ENTRIES SHOWN –

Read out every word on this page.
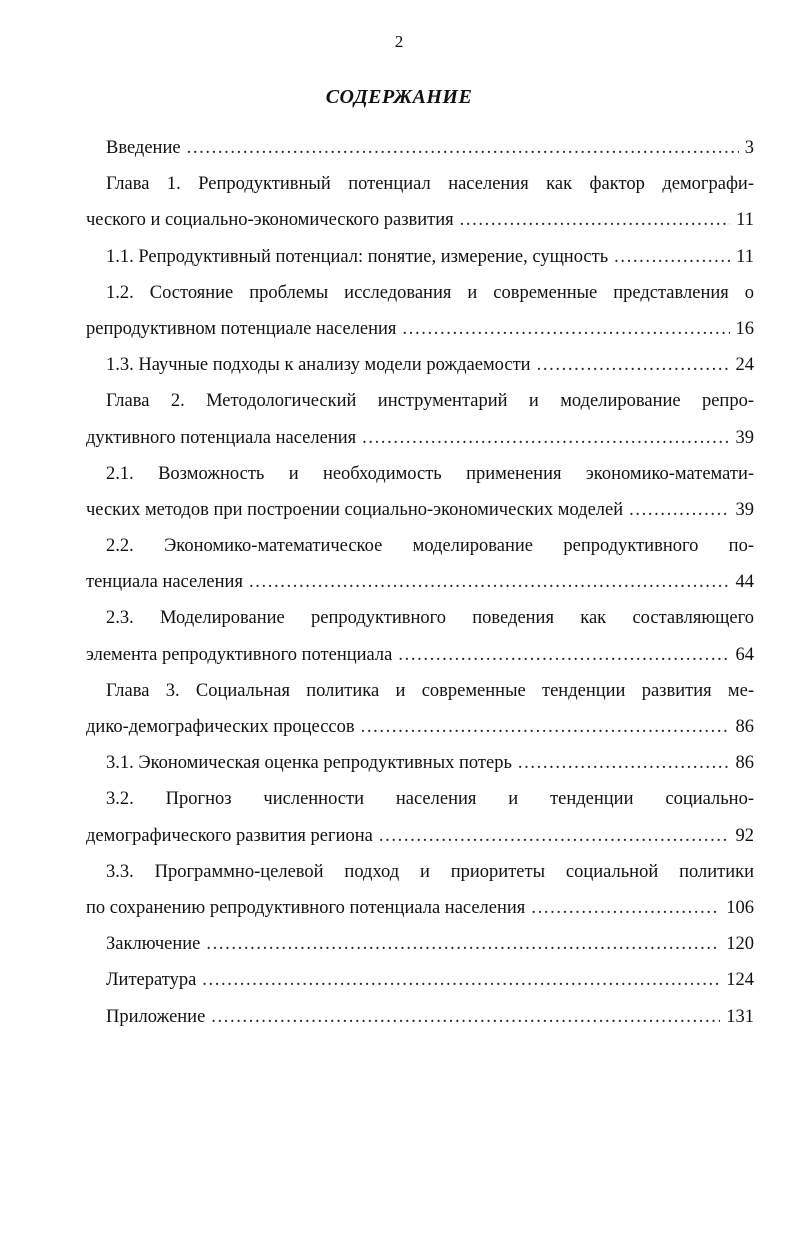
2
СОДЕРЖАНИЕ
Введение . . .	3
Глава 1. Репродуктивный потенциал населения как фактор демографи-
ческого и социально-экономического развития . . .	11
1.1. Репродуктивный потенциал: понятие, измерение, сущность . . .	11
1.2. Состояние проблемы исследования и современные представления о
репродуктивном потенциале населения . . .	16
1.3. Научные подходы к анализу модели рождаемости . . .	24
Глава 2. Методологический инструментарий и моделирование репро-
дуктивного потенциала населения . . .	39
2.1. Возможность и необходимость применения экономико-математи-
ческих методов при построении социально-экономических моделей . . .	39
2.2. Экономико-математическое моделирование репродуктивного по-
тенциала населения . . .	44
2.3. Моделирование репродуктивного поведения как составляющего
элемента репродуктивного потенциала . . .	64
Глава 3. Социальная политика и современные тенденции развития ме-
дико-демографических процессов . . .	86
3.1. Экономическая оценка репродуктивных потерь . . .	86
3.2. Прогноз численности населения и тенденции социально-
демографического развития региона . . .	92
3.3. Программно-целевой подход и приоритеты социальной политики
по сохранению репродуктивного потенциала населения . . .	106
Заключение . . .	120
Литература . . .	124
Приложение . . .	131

WHAT TO PRODUCE –
Write the listing above out again exactly, dropping each image.

EXERCISE SOLUTION –
Read out every word on this page.
2
СОДЕРЖАНИЕ
Введение . . .	3
Глава 1. Репродуктивный потенциал населения как фактор демографи-
ческого и социально-экономического развития . . .	11
1.1. Репродуктивный потенциал: понятие, измерение, сущность . . .	11
1.2. Состояние проблемы исследования и современные представления о
репродуктивном потенциале населения . . .	16
1.3. Научные подходы к анализу модели рождаемости . . .	24
Глава 2. Методологический инструментарий и моделирование репро-
дуктивного потенциала населения . . .	39
2.1. Возможность и необходимость применения экономико-математи-
ческих методов при построении социально-экономических моделей . . .	39
2.2. Экономико-математическое моделирование репродуктивного по-
тенциала населения . . .	44
2.3. Моделирование репродуктивного поведения как составляющего
элемента репродуктивного потенциала . . .	64
Глава 3. Социальная политика и современные тенденции развития ме-
дико-демографических процессов . . .	86
3.1. Экономическая оценка репродуктивных потерь . . .	86
3.2. Прогноз численности населения и тенденции социально-
демографического развития региона . . .	92
3.3. Программно-целевой подход и приоритеты социальной политики
по сохранению репродуктивного потенциала населения . . .	106
Заключение . . .	120
Литература . . .	124
Приложение . . .	131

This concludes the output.